▸ **TASK PROMPT**
Give the data below again exactly as written, without its pictures.

▸ **SOURCE MATERIAL**
..............................
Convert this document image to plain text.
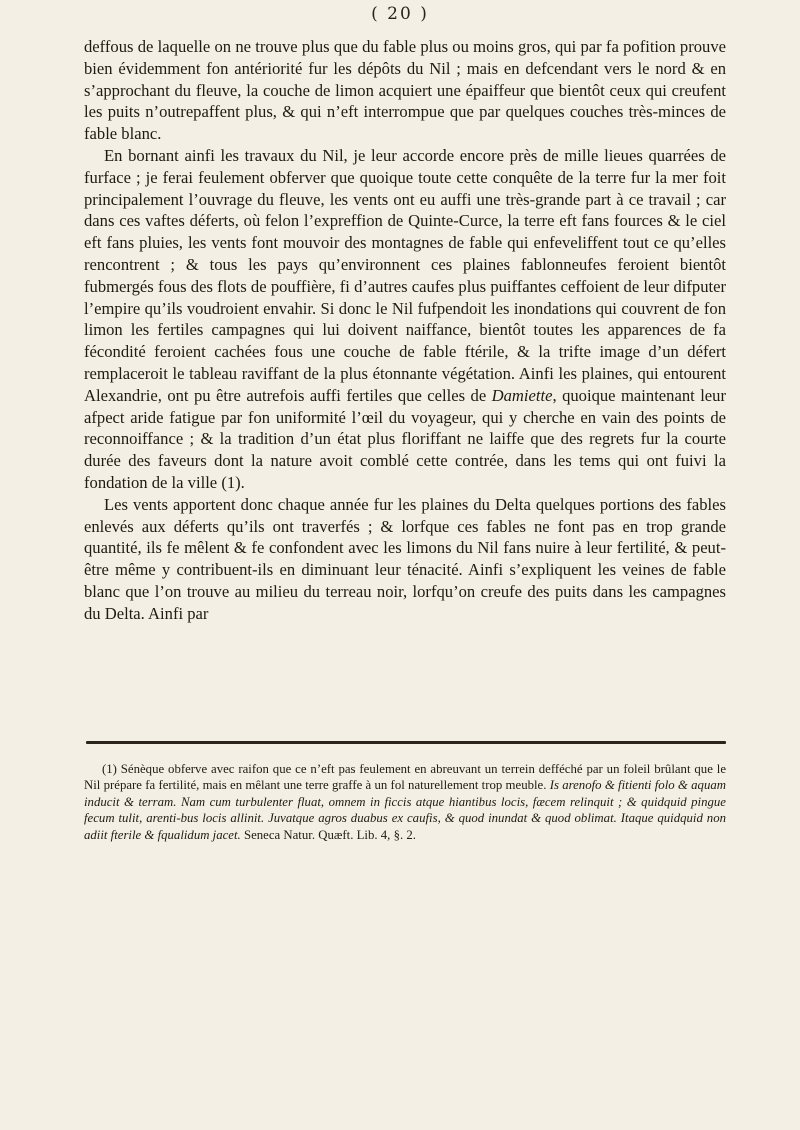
( 20 )

deffous de laquelle on ne trouve plus que du fable plus ou moins gros, qui par fa pofition prouve bien évidemment fon antériorité fur les dépôts du Nil ; mais en defcendant vers le nord & en s’approchant du fleuve, la couche de limon acquiert une épaiffeur que bientôt ceux qui creufent les puits n’outrepaffent plus, & qui n’eft interrompue que par quelques couches très-minces de fable blanc.

En bornant ainfi les travaux du Nil, je leur accorde encore près de mille lieues quarrées de furface ; je ferai feulement obferver que quoique toute cette conquête de la terre fur la mer foit principalement l’ouvrage du fleuve, les vents ont eu auffi une très-grande part à ce travail ; car dans ces vaftes déferts, où felon l’expreffion de Quinte-Curce, la terre eft fans fources & le ciel eft fans pluies, les vents font mouvoir des montagnes de fable qui enfeveliffent tout ce qu’elles rencontrent ; & tous les pays qu’environnent ces plaines fablonneufes feroient bientôt fubmergés fous des flots de pouffière, fi d’autres caufes plus puiffantes ceffoient de leur difputer l’empire qu’ils voudroient envahir. Si donc le Nil fufpendoit les inondations qui couvrent de fon limon les fertiles campagnes qui lui doivent naiffance, bientôt toutes les apparences de fa fécondité feroient cachées fous une couche de fable ftérile, & la trifte image d’un défert remplaceroit le tableau raviffant de la plus étonnante végétation. Ainfi les plaines, qui entourent Alexandrie, ont pu être autrefois auffi fertiles que celles de Damiette, quoique maintenant leur afpect aride fatigue par fon uniformité l’œil du voyageur, qui y cherche en vain des points de reconnoiffance ; & la tradition d’un état plus floriffant ne laiffe que des regrets fur la courte durée des faveurs dont la nature avoit comblé cette contrée, dans les tems qui ont fuivi la fondation de la ville (1).

Les vents apportent donc chaque année fur les plaines du Delta quelques portions des fables enlevés aux déferts qu’ils ont traverfés ; & lorfque ces fables ne font pas en trop grande quantité, ils fe mêlent & fe confondent avec les limons du Nil fans nuire à leur fertilité, & peut-être même y contribuent-ils en diminuant leur ténacité. Ainfi s’expliquent les veines de fable blanc que l’on trouve au milieu du terreau noir, lorfqu’on creufe des puits dans les campagnes du Delta. Ainfi par

(1) Sénèque obferve avec raifon que ce n’eft pas feulement en abreuvant un terrein defféché par un foleil brûlant que le Nil prépare fa fertilité, mais en mêlant une terre graffe à un fol naturellement trop meuble. Is arenofo & fitienti folo & aquam inducit & terram. Nam cum turbulenter fluat, omnem in ficcis atque hiantibus locis, fæcem relinquit ; & quidquid pingue fecum tulit, arenti-bus locis allinit. Juvatque agros duabus ex caufis, & quod inundat & quod oblimat. Itaque quidquid non adiit fterile & fqualidum jacet. Seneca Natur. Quæft. Lib. 4, §. 2.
..............................
▸ **TASK OUTPUT**
Convert this document image to plain text.
( 20 )

deffous de laquelle on ne trouve plus que du fable plus ou moins gros, qui par fa pofition prouve bien évidemment fon antériorité fur les dépôts du Nil ; mais en defcendant vers le nord & en s’approchant du fleuve, la couche de limon acquiert une épaiffeur que bientôt ceux qui creufent les puits n’outrepaffent plus, & qui n’eft interrompue que par quelques couches très-minces de fable blanc.

En bornant ainfi les travaux du Nil, je leur accorde encore près de mille lieues quarrées de furface ; je ferai feulement obferver que quoique toute cette conquête de la terre fur la mer foit principalement l’ouvrage du fleuve, les vents ont eu auffi une très-grande part à ce travail ; car dans ces vaftes déferts, où felon l’expreffion de Quinte-Curce, la terre eft fans fources & le ciel eft fans pluies, les vents font mouvoir des montagnes de fable qui enfeveliffent tout ce qu’elles rencontrent ; & tous les pays qu’environnent ces plaines fablonneufes feroient bientôt fubmergés fous des flots de pouffière, fi d’autres caufes plus puiffantes ceffoient de leur difputer l’empire qu’ils voudroient envahir. Si donc le Nil fufpendoit les inondations qui couvrent de fon limon les fertiles campagnes qui lui doivent naiffance, bientôt toutes les apparences de fa fécondité feroient cachées fous une couche de fable ftérile, & la trifte image d’un défert remplaceroit le tableau raviffant de la plus étonnante végétation. Ainfi les plaines, qui entourent Alexandrie, ont pu être autrefois auffi fertiles que celles de Damiette, quoique maintenant leur afpect aride fatigue par fon uniformité l’œil du voyageur, qui y cherche en vain des points de reconnoiffance ; & la tradition d’un état plus floriffant ne laiffe que des regrets fur la courte durée des faveurs dont la nature avoit comblé cette contrée, dans les tems qui ont fuivi la fondation de la ville (1).

Les vents apportent donc chaque année fur les plaines du Delta quelques portions des fables enlevés aux déferts qu’ils ont traverfés ; & lorfque ces fables ne font pas en trop grande quantité, ils fe mêlent & fe confondent avec les limons du Nil fans nuire à leur fertilité, & peut-être même y contribuent-ils en diminuant leur ténacité. Ainfi s’expliquent les veines de fable blanc que l’on trouve au milieu du terreau noir, lorfqu’on creufe des puits dans les campagnes du Delta. Ainfi par

(1) Sénèque obferve avec raifon que ce n’eft pas feulement en abreuvant un terrein defféché par un foleil brûlant que le Nil prépare fa fertilité, mais en mêlant une terre graffe à un fol naturellement trop meuble. Is arenofo & fitienti folo & aquam inducit & terram. Nam cum turbulenter fluat, omnem in ficcis atque hiantibus locis, fæcem relinquit ; & quidquid pingue fecum tulit, arenti-bus locis allinit. Juvatque agros duabus ex caufis, & quod inundat & quod oblimat. Itaque quidquid non adiit fterile & fqualidum jacet. Seneca Natur. Quæft. Lib. 4, §. 2.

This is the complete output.